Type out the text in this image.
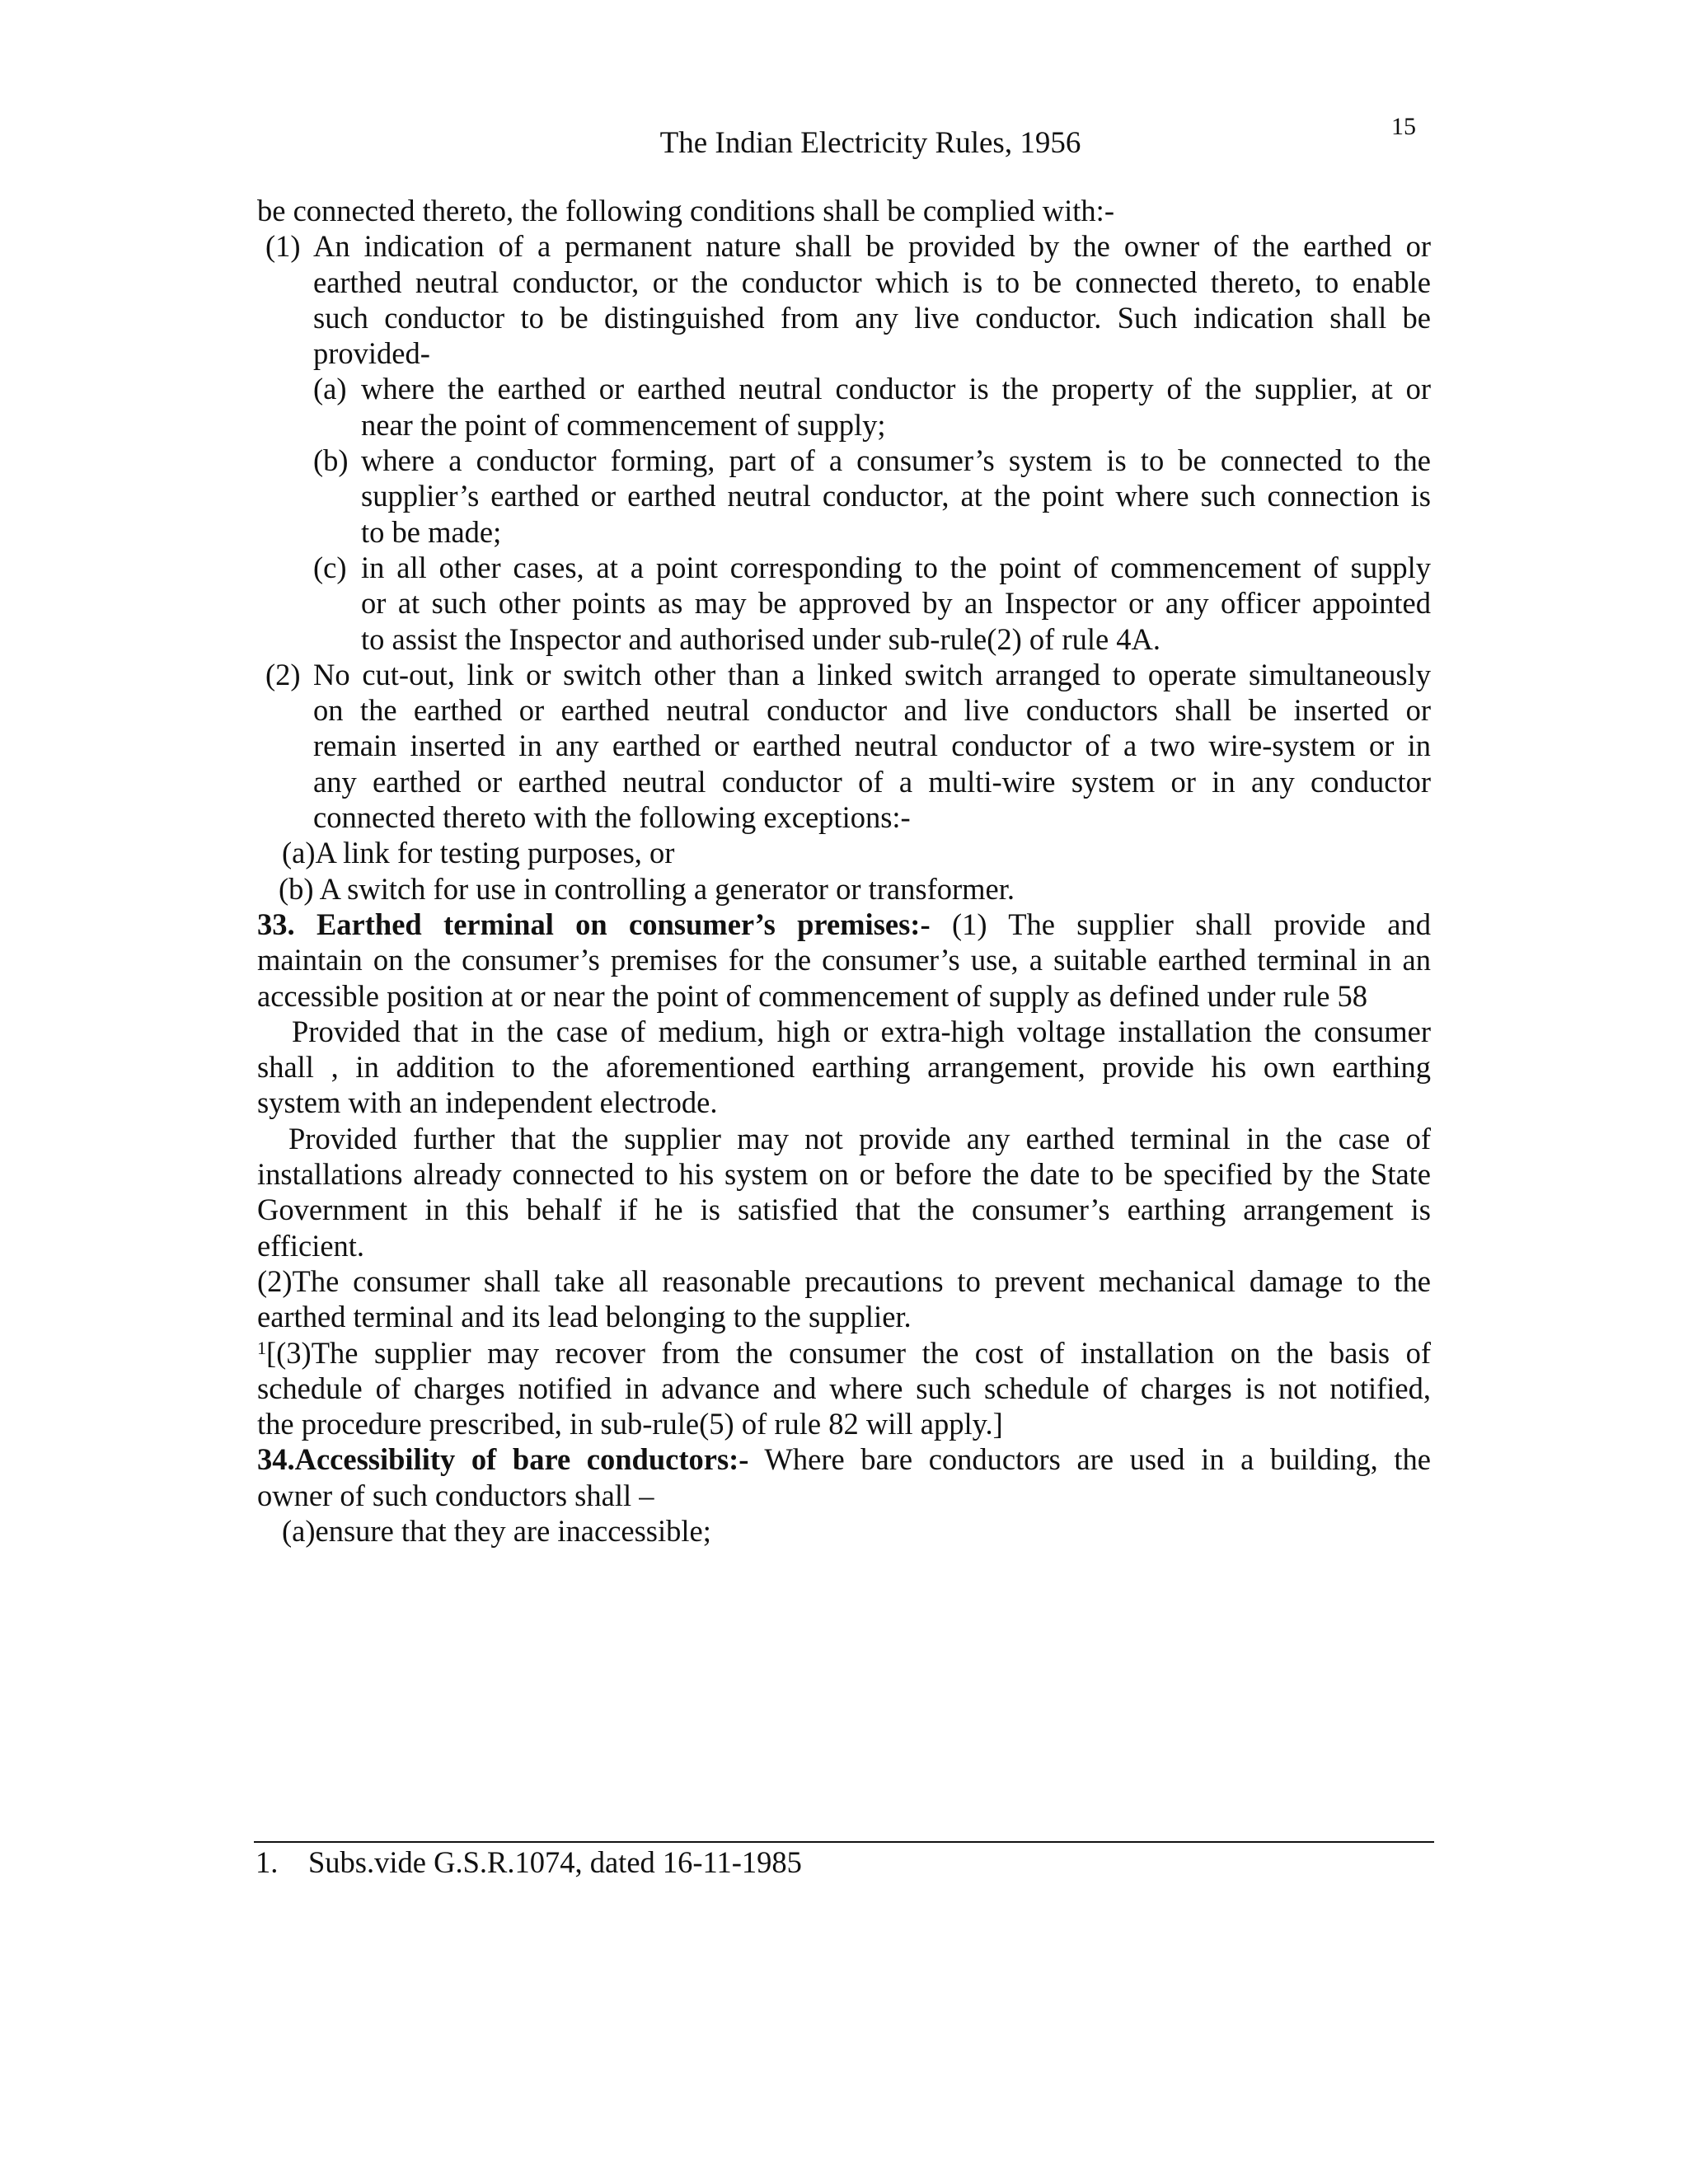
15
The Indian Electricity Rules, 1956
be connected thereto, the following conditions shall be complied with:-
(1) An indication of a permanent nature shall be provided by the owner of the earthed or
earthed neutral conductor, or the conductor which is to be connected thereto, to enable
such conductor to be distinguished from any live conductor. Such indication shall be
provided-
(a) where the earthed or earthed neutral conductor is the property of the supplier, at or
near the point of commencement of supply;
(b) where a conductor forming, part of a consumer’s system is to be connected to the
supplier’s earthed or earthed neutral conductor, at the point where such connection is
to be made;
(c) in all other cases, at a point corresponding to the point of commencement of supply
or at such other points as may be approved by an Inspector or any officer appointed
to assist the Inspector and authorised under sub-rule(2) of rule 4A.
(2) No cut-out, link or switch other than a linked switch arranged to operate simultaneously
on the earthed or earthed neutral conductor and live conductors shall be inserted or
remain inserted in any earthed or earthed neutral conductor of a two wire-system or in
any earthed or earthed neutral conductor of a multi-wire system or in any conductor
connected thereto with the following exceptions:-
(a)A link for testing purposes, or
(b) A switch for use in controlling a generator or transformer.
33. Earthed terminal on consumer’s premises:- (1) The supplier shall provide and
maintain on the consumer’s premises for the consumer’s use, a suitable earthed terminal in an
accessible position at or near the point of commencement of supply as defined under rule 58
Provided that in the case of medium, high or extra-high voltage installation the consumer
shall , in addition to the aforementioned earthing arrangement, provide his own earthing
system with an independent electrode.
Provided further that the supplier may not provide any earthed terminal in the case of
installations already connected to his system on or before the date to be specified by the State
Government in this behalf if he is satisfied that the consumer’s earthing arrangement is
efficient.
(2)The consumer shall take all reasonable precautions to prevent mechanical damage to the
earthed terminal and its lead belonging to the supplier.
$^1$[(3)The supplier may recover from the consumer the cost of installation on the basis of
schedule of charges notified in advance and where such schedule of charges is not notified,
the procedure prescribed, in sub-rule(5) of rule 82 will apply.]
34.Accessibility of bare conductors:- Where bare conductors are used in a building, the
owner of such conductors shall –
(a)ensure that they are inaccessible;
1. Subs.vide G.S.R.1074, dated 16-11-1985
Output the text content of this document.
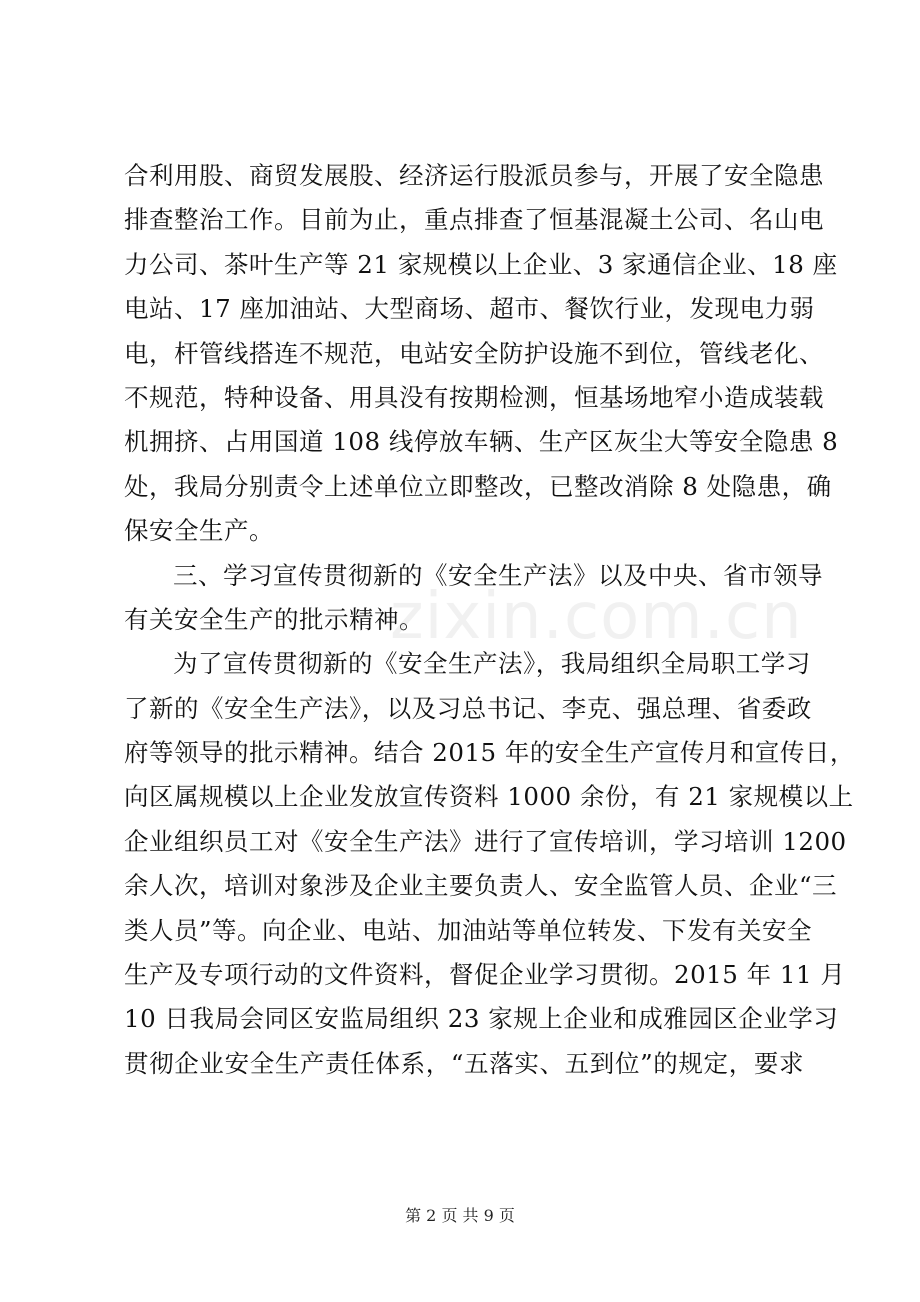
合利用股、商贸发展股、经济运行股派员参与，开展了安全隐患
排查整治工作。目前为止，重点排查了恒基混凝土公司、名山电
力公司、茶叶生产等 21 家规模以上企业、3 家通信企业、18 座
电站、17 座加油站、大型商场、超市、餐饮行业，发现电力弱
电，杆管线搭连不规范，电站安全防护设施不到位，管线老化、
不规范，特种设备、用具没有按期检测，恒基场地窄小造成装载
机拥挤、占用国道 108 线停放车辆、生产区灰尘大等安全隐患 8
处，我局分别责令上述单位立即整改，已整改消除 8 处隐患，确
保安全生产。
三、学习宣传贯彻新的《安全生产法》以及中央、省市领导
有关安全生产的批示精神。
为了宣传贯彻新的《安全生产法》，我局组织全局职工学习
了新的《安全生产法》，以及习总书记、李克、强总理、省委政
府等领导的批示精神。结合 2015 年的安全生产宣传月和宣传日，
向区属规模以上企业发放宣传资料 1000 余份，有 21 家规模以上
企业组织员工对《安全生产法》进行了宣传培训，学习培训 1200
余人次，培训对象涉及企业主要负责人、安全监管人员、企业“三
类人员”等。向企业、电站、加油站等单位转发、下发有关安全
生产及专项行动的文件资料，督促企业学习贯彻。2015 年 11 月
10 日我局会同区安监局组织 23 家规上企业和成雅园区企业学习
贯彻企业安全生产责任体系，“五落实、五到位”的规定，要求
zixin.com.cn
第 2 页 共 9 页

- [WRITTEN TASK]:
For the data above, state only how many lines include the word "from".

- [THE SOLUTION]:
2